Short task ::
Extract the lines that hold the string "追星需理智".

Data shown ::
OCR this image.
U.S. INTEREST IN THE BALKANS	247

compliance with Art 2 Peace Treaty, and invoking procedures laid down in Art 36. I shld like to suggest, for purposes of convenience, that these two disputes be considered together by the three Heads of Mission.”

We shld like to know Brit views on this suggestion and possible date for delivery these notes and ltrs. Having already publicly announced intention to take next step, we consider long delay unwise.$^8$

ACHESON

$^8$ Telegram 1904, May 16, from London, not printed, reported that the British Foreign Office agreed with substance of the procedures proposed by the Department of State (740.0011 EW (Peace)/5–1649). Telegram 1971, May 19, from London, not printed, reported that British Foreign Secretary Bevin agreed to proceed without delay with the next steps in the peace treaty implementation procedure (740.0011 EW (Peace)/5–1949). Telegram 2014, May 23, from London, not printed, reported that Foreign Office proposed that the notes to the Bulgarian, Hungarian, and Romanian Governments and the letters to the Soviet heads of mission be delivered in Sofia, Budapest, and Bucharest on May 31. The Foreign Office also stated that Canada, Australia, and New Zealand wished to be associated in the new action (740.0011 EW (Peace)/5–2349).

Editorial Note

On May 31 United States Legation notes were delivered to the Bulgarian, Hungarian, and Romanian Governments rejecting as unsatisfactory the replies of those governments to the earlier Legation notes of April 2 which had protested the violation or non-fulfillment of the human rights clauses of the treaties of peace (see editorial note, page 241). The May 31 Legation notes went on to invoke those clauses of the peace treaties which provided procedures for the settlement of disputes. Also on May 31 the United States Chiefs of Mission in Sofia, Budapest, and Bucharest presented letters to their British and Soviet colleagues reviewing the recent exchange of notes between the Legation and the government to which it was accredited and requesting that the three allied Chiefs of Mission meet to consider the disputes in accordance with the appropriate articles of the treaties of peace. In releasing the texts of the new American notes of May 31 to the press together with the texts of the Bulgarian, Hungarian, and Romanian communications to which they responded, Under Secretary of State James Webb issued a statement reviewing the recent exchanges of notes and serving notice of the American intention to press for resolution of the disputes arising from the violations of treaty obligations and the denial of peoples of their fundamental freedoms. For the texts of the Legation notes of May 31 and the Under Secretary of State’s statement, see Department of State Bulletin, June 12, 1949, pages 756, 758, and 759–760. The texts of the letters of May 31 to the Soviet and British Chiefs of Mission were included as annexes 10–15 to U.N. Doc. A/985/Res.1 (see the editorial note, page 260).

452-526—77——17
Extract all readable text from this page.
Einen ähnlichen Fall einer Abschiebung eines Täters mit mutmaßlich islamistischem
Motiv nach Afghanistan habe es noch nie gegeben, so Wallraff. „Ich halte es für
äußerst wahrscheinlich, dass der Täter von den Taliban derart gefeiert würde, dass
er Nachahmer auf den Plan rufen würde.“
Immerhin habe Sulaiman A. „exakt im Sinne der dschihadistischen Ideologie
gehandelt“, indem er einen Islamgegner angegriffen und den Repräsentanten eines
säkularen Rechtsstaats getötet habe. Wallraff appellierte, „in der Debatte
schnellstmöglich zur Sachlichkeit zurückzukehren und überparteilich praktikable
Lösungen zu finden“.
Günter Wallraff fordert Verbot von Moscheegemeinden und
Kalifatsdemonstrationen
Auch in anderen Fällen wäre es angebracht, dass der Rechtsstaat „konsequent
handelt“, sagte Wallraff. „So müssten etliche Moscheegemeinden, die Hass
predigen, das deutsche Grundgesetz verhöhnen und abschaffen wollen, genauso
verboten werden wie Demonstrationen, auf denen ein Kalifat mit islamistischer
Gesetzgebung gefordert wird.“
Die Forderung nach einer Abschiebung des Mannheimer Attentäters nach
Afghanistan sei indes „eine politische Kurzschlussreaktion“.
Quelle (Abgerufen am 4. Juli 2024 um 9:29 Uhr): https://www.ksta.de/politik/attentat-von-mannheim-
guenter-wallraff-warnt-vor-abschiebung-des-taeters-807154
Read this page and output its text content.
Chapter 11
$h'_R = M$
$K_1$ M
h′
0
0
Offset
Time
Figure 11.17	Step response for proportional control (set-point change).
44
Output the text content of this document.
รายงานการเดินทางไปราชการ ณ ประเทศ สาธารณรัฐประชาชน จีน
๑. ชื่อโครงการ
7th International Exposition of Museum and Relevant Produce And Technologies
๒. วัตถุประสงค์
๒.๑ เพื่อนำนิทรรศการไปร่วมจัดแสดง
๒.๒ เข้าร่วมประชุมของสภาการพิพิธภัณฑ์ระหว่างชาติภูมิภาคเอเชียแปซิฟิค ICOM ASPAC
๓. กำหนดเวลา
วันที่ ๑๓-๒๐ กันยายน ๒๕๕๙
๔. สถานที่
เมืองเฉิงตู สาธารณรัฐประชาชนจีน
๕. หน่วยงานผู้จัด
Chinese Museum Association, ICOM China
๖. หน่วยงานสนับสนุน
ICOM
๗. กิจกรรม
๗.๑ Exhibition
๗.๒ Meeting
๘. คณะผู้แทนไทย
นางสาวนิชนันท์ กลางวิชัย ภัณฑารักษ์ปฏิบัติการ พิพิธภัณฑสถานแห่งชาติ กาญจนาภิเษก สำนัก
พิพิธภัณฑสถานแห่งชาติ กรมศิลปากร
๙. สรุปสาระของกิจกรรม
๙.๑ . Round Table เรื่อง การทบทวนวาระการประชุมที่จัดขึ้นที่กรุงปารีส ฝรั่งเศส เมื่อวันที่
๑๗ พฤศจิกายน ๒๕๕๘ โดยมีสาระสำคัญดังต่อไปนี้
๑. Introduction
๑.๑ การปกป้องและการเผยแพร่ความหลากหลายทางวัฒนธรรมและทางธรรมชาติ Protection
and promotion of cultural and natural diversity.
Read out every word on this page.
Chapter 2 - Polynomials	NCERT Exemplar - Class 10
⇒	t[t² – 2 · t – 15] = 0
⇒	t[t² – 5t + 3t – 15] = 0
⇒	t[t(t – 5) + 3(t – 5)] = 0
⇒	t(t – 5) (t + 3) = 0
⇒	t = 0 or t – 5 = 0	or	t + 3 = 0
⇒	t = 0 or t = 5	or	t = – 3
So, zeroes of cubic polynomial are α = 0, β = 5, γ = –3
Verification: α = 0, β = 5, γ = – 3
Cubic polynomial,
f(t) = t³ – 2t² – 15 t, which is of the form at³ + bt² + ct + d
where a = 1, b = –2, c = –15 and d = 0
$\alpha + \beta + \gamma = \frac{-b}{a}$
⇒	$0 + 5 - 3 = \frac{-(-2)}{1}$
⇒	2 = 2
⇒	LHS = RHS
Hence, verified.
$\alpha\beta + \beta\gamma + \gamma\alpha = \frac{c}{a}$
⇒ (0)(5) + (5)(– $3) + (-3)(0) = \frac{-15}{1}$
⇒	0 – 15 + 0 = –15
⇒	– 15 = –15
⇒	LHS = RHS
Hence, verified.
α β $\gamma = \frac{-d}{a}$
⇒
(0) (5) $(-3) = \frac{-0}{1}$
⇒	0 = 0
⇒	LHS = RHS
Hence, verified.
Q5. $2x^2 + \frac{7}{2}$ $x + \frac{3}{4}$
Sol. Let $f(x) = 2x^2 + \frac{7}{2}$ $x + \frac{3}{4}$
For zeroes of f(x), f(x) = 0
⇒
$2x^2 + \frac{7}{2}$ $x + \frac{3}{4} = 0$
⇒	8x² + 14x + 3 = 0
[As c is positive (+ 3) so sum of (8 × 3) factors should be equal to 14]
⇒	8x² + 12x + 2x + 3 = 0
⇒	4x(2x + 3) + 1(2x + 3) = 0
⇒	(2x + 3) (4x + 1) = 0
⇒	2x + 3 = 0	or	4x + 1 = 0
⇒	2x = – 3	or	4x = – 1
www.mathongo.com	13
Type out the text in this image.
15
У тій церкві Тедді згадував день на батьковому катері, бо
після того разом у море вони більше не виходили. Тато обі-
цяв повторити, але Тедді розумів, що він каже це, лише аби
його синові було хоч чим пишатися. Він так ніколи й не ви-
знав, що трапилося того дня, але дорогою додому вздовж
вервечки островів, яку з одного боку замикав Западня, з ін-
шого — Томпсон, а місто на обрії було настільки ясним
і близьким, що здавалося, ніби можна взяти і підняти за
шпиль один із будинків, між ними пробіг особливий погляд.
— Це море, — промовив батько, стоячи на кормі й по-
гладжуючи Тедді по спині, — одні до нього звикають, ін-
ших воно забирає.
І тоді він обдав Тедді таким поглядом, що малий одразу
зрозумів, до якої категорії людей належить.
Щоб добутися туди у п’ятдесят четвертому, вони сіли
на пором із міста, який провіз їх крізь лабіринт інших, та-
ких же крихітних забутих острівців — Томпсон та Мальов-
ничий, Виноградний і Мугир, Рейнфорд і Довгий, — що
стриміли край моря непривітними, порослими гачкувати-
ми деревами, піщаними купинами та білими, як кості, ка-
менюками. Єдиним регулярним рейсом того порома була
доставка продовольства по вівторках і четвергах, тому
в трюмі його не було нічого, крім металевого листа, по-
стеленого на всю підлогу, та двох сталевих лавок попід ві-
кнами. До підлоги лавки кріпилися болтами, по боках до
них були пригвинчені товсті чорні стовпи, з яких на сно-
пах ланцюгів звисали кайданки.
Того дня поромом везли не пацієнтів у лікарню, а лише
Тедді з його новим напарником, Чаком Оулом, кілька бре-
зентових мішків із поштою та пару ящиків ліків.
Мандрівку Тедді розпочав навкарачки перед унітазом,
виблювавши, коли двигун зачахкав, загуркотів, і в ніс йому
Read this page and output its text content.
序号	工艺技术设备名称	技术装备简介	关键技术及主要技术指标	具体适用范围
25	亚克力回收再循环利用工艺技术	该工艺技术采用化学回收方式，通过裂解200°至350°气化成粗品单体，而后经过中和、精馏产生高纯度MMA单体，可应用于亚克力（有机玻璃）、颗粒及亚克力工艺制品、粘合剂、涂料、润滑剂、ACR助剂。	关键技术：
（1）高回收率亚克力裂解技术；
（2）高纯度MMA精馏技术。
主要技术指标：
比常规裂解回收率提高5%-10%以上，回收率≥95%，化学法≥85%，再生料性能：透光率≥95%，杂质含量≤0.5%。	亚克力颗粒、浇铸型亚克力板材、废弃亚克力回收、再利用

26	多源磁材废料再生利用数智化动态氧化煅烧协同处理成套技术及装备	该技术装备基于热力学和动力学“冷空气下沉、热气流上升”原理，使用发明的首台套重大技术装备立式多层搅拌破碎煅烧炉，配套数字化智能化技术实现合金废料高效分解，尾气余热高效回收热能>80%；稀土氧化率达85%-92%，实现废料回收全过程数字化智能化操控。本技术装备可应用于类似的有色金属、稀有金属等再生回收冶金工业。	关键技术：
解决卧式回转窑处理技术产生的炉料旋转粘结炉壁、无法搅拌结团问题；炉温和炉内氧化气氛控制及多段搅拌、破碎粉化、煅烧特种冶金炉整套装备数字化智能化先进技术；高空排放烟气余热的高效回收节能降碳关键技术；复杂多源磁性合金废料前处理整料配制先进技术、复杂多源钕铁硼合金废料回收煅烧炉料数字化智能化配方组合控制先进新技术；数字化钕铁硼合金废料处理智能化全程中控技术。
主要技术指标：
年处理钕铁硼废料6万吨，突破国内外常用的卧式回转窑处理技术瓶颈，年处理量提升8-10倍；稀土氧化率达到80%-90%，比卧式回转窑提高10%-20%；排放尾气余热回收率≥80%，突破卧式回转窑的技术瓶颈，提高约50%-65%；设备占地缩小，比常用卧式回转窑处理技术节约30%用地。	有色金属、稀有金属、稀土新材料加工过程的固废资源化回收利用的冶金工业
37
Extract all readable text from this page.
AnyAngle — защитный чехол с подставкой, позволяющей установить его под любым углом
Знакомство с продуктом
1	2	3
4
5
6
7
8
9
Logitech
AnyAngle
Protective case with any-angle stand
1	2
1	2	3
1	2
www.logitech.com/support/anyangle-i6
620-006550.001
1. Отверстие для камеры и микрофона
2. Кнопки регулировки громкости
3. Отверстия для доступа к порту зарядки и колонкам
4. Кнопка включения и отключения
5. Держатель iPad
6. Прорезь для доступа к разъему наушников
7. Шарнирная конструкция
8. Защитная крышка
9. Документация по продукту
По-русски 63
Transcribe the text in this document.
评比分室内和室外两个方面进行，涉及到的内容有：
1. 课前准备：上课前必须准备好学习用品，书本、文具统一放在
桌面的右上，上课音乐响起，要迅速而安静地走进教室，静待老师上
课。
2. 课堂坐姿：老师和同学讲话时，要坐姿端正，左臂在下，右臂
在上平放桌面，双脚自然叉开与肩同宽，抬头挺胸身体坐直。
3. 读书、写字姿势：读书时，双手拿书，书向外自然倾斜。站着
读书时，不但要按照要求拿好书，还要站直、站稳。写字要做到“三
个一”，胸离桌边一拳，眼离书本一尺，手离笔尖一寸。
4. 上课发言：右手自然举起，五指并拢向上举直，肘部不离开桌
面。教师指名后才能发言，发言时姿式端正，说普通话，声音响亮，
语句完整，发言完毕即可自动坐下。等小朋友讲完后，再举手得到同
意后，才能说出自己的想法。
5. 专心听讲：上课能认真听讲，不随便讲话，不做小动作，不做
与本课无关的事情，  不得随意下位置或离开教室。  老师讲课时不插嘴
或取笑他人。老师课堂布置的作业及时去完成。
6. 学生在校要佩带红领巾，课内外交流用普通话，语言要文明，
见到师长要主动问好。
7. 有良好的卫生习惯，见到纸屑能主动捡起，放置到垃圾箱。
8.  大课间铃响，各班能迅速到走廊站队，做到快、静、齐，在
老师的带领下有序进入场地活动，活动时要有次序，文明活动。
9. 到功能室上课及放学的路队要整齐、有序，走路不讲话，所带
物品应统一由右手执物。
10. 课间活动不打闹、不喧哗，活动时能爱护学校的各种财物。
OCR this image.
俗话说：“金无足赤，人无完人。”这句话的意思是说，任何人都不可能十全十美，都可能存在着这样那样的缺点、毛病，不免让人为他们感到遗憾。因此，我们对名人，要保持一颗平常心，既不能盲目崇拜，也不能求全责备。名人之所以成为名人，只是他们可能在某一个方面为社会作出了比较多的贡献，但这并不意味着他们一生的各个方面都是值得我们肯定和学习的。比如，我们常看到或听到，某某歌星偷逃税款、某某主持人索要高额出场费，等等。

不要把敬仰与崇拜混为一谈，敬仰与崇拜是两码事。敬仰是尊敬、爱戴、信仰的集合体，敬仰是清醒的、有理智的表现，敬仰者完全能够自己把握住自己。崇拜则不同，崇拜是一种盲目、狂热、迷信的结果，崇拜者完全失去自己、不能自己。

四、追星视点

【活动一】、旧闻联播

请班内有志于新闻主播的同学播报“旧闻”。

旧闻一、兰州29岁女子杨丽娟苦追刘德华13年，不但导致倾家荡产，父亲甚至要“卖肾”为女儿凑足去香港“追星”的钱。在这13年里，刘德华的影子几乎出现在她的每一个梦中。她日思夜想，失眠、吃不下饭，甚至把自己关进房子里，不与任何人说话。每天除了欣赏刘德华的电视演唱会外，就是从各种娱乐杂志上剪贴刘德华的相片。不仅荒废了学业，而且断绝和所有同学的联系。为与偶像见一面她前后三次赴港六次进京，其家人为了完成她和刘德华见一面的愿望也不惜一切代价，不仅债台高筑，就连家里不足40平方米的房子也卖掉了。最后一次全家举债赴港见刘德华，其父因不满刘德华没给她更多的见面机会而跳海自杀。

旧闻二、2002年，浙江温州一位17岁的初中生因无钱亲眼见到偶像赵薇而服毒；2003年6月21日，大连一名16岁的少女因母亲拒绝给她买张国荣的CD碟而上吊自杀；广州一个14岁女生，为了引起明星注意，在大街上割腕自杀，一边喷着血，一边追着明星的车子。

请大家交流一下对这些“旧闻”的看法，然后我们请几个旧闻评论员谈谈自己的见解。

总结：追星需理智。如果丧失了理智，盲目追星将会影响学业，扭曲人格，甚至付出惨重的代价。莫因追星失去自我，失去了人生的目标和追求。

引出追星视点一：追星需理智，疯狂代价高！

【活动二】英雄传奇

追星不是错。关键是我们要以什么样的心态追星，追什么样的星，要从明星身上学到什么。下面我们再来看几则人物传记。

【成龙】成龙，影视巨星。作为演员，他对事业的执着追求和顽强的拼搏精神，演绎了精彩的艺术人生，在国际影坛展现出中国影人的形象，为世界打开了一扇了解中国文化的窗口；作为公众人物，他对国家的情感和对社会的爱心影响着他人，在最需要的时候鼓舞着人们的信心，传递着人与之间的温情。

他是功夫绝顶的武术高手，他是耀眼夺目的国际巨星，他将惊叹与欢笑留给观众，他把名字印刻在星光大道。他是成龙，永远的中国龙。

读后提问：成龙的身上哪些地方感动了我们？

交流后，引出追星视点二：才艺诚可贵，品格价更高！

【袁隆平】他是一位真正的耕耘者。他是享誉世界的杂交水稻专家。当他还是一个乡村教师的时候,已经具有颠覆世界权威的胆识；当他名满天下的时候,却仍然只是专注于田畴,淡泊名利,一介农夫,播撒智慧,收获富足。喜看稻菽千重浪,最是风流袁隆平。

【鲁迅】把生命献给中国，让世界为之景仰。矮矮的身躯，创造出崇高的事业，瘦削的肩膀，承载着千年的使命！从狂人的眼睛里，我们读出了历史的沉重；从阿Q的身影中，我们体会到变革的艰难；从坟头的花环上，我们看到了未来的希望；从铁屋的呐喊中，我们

Task output ::
总结：追星需理智。如果丧失了理智，盲目追星将会影响学业，扭曲人格，甚至付出惨重的代价。莫因追星失去自我，失去了人生的目标和追求。
引出追星视点一：追星需理智，疯狂代价高！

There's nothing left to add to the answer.